● **Work to do**: In the material below, find how many lines contain the string "nhân". Write only that number.

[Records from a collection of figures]
^^^^^^^^^^^^^^^^
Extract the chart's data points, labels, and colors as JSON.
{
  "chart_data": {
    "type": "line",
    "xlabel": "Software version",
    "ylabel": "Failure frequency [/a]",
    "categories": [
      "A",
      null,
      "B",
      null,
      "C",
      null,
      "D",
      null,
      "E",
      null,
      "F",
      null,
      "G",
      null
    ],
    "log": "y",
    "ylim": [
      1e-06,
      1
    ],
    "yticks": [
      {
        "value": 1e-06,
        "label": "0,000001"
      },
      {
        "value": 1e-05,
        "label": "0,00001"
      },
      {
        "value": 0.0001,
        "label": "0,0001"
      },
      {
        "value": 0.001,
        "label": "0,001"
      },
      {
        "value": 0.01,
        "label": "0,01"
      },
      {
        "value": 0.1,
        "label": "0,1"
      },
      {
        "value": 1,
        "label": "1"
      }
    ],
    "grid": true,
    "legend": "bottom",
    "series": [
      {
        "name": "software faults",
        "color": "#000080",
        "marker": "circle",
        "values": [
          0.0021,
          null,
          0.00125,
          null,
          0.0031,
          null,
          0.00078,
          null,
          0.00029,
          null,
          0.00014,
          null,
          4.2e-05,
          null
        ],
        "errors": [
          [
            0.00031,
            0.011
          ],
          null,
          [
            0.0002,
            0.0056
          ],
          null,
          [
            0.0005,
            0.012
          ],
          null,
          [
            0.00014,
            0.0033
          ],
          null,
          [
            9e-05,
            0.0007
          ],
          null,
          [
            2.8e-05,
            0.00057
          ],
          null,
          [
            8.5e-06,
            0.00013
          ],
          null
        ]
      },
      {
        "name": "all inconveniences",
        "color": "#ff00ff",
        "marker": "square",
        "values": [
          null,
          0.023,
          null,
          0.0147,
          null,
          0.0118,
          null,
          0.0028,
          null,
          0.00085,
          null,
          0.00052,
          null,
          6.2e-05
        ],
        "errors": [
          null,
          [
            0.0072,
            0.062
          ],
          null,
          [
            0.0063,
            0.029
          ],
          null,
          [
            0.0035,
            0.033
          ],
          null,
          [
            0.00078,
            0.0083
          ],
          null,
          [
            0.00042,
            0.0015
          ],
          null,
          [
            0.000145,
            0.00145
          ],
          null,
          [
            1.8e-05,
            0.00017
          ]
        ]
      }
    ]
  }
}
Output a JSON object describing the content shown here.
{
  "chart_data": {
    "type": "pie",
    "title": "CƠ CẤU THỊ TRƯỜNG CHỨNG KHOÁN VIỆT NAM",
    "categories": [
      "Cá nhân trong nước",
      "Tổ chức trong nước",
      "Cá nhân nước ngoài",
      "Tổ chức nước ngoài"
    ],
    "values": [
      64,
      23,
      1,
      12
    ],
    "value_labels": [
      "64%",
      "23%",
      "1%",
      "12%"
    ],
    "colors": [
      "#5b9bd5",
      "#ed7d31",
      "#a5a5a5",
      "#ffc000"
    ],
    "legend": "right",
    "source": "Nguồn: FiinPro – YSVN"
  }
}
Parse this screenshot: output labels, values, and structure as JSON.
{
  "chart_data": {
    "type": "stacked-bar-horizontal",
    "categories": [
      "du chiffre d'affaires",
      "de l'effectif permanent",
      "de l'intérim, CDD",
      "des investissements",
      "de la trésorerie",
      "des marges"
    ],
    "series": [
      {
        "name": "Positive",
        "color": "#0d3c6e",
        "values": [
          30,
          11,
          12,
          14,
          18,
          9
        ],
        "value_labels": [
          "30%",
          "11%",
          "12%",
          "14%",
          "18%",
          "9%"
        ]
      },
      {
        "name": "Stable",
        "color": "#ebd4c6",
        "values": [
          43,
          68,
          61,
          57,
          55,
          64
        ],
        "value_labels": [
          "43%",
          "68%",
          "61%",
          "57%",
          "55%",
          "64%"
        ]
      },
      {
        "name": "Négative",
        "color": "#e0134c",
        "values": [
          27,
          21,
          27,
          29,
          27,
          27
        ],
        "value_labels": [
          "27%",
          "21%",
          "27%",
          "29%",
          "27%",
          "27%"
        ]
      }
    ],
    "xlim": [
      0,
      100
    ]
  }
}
^^^^^^^^^^^^^^^^
● **Output**: 2